Data excerpts
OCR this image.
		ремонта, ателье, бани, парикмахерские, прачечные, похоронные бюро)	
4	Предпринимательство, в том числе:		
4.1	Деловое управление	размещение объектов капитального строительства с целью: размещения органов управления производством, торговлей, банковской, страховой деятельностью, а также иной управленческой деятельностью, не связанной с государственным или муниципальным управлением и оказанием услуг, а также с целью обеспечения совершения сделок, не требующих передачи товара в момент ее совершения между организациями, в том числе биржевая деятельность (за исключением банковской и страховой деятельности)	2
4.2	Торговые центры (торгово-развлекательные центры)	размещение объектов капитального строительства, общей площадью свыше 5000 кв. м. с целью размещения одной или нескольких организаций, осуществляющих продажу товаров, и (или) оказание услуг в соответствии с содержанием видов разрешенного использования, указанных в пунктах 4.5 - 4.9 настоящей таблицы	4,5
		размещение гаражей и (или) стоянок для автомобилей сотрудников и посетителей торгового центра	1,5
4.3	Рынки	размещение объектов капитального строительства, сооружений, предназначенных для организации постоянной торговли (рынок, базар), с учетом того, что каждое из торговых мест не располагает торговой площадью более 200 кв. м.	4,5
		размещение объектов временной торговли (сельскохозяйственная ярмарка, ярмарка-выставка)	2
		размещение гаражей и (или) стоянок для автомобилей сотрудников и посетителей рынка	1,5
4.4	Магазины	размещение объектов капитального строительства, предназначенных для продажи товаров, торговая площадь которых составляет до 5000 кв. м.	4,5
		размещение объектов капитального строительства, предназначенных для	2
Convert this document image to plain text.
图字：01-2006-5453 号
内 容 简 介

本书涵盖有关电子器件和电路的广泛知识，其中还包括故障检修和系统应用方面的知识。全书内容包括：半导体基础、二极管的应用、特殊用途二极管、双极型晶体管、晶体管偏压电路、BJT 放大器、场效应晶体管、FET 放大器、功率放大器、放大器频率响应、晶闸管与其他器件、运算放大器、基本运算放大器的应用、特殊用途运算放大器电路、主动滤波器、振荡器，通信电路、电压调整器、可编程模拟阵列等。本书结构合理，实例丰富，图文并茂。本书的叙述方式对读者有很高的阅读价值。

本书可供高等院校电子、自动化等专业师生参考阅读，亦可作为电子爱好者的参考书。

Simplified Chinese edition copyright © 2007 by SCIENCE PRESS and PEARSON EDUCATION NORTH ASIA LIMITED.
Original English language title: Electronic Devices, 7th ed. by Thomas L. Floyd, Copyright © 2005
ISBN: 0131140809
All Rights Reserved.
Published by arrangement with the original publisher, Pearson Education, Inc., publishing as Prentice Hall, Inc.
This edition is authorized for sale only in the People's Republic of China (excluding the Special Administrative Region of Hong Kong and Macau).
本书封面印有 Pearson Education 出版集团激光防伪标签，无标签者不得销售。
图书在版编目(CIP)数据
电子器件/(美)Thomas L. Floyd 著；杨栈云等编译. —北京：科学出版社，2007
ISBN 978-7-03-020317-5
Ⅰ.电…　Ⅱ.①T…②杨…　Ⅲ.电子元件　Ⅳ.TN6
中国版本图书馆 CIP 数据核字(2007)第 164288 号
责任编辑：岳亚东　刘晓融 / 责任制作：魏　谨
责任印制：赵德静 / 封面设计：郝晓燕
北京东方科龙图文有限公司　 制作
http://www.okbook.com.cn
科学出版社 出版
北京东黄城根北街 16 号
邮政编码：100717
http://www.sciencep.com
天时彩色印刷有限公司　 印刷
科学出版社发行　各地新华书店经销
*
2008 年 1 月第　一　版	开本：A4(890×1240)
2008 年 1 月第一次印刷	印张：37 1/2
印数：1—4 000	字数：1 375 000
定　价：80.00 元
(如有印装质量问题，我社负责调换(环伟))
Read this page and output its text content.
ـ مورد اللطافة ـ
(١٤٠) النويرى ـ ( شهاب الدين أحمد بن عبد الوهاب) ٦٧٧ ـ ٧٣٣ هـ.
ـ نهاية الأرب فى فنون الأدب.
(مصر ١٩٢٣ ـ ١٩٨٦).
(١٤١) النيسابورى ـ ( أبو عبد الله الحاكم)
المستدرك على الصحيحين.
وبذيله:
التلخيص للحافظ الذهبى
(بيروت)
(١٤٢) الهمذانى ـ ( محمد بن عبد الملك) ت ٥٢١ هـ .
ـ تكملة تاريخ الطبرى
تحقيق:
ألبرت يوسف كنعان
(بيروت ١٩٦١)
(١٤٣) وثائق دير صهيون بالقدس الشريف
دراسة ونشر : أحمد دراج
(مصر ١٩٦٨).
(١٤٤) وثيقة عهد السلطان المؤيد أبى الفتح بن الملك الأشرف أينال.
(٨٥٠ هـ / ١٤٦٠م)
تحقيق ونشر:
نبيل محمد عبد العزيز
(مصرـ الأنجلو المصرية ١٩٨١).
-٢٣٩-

◆ **INSTRUCTION**
Write down every line of the data exactly as it appears above.

◆ **ANSWER TO THIS EXERCISE**
OCR this image.
		ремонта, ателье, бани, парикмахерские, прачечные, похоронные бюро)	
4	Предпринимательство, в том числе:		
4.1	Деловое управление	размещение объектов капитального строительства с целью: размещения органов управления производством, торговлей, банковской, страховой деятельностью, а также иной управленческой деятельностью, не связанной с государственным или муниципальным управлением и оказанием услуг, а также с целью обеспечения совершения сделок, не требующих передачи товара в момент ее совершения между организациями, в том числе биржевая деятельность (за исключением банковской и страховой деятельности)	2
4.2	Торговые центры (торгово-развлекательные центры)	размещение объектов капитального строительства, общей площадью свыше 5000 кв. м. с целью размещения одной или нескольких организаций, осуществляющих продажу товаров, и (или) оказание услуг в соответствии с содержанием видов разрешенного использования, указанных в пунктах 4.5 - 4.9 настоящей таблицы	4,5
		размещение гаражей и (или) стоянок для автомобилей сотрудников и посетителей торгового центра	1,5
4.3	Рынки	размещение объектов капитального строительства, сооружений, предназначенных для организации постоянной торговли (рынок, базар), с учетом того, что каждое из торговых мест не располагает торговой площадью более 200 кв. м.	4,5
		размещение объектов временной торговли (сельскохозяйственная ярмарка, ярмарка-выставка)	2
		размещение гаражей и (или) стоянок для автомобилей сотрудников и посетителей рынка	1,5
4.4	Магазины	размещение объектов капитального строительства, предназначенных для продажи товаров, торговая площадь которых составляет до 5000 кв. м.	4,5
		размещение объектов капитального строительства, предназначенных для	2
Convert this document image to plain text.
图字：01-2006-5453 号
内 容 简 介

本书涵盖有关电子器件和电路的广泛知识，其中还包括故障检修和系统应用方面的知识。全书内容包括：半导体基础、二极管的应用、特殊用途二极管、双极型晶体管、晶体管偏压电路、BJT 放大器、场效应晶体管、FET 放大器、功率放大器、放大器频率响应、晶闸管与其他器件、运算放大器、基本运算放大器的应用、特殊用途运算放大器电路、主动滤波器、振荡器，通信电路、电压调整器、可编程模拟阵列等。本书结构合理，实例丰富，图文并茂。本书的叙述方式对读者有很高的阅读价值。

本书可供高等院校电子、自动化等专业师生参考阅读，亦可作为电子爱好者的参考书。

Simplified Chinese edition copyright © 2007 by SCIENCE PRESS and PEARSON EDUCATION NORTH ASIA LIMITED.
Original English language title: Electronic Devices, 7th ed. by Thomas L. Floyd, Copyright © 2005
ISBN: 0131140809
All Rights Reserved.
Published by arrangement with the original publisher, Pearson Education, Inc., publishing as Prentice Hall, Inc.
This edition is authorized for sale only in the People's Republic of China (excluding the Special Administrative Region of Hong Kong and Macau).
本书封面印有 Pearson Education 出版集团激光防伪标签，无标签者不得销售。
图书在版编目(CIP)数据
电子器件/(美)Thomas L. Floyd 著；杨栈云等编译. —北京：科学出版社，2007
ISBN 978-7-03-020317-5
Ⅰ.电…　Ⅱ.①T…②杨…　Ⅲ.电子元件　Ⅳ.TN6
中国版本图书馆 CIP 数据核字(2007)第 164288 号
责任编辑：岳亚东　刘晓融 / 责任制作：魏　谨
责任印制：赵德静 / 封面设计：郝晓燕
北京东方科龙图文有限公司　 制作
http://www.okbook.com.cn
科学出版社 出版
北京东黄城根北街 16 号
邮政编码：100717
http://www.sciencep.com
天时彩色印刷有限公司　 印刷
科学出版社发行　各地新华书店经销
*
2008 年 1 月第　一　版	开本：A4(890×1240)
2008 年 1 月第一次印刷	印张：37 1/2
印数：1—4 000	字数：1 375 000
定　价：80.00 元
(如有印装质量问题，我社负责调换(环伟))
Read this page and output its text content.
ـ مورد اللطافة ـ
(١٤٠) النويرى ـ ( شهاب الدين أحمد بن عبد الوهاب) ٦٧٧ ـ ٧٣٣ هـ.
ـ نهاية الأرب فى فنون الأدب.
(مصر ١٩٢٣ ـ ١٩٨٦).
(١٤١) النيسابورى ـ ( أبو عبد الله الحاكم)
المستدرك على الصحيحين.
وبذيله:
التلخيص للحافظ الذهبى
(بيروت)
(١٤٢) الهمذانى ـ ( محمد بن عبد الملك) ت ٥٢١ هـ .
ـ تكملة تاريخ الطبرى
تحقيق:
ألبرت يوسف كنعان
(بيروت ١٩٦١)
(١٤٣) وثائق دير صهيون بالقدس الشريف
دراسة ونشر : أحمد دراج
(مصر ١٩٦٨).
(١٤٤) وثيقة عهد السلطان المؤيد أبى الفتح بن الملك الأشرف أينال.
(٨٥٠ هـ / ١٤٦٠م)
تحقيق ونشر:
نبيل محمد عبد العزيز
(مصرـ الأنجلو المصرية ١٩٨١).
-٢٣٩-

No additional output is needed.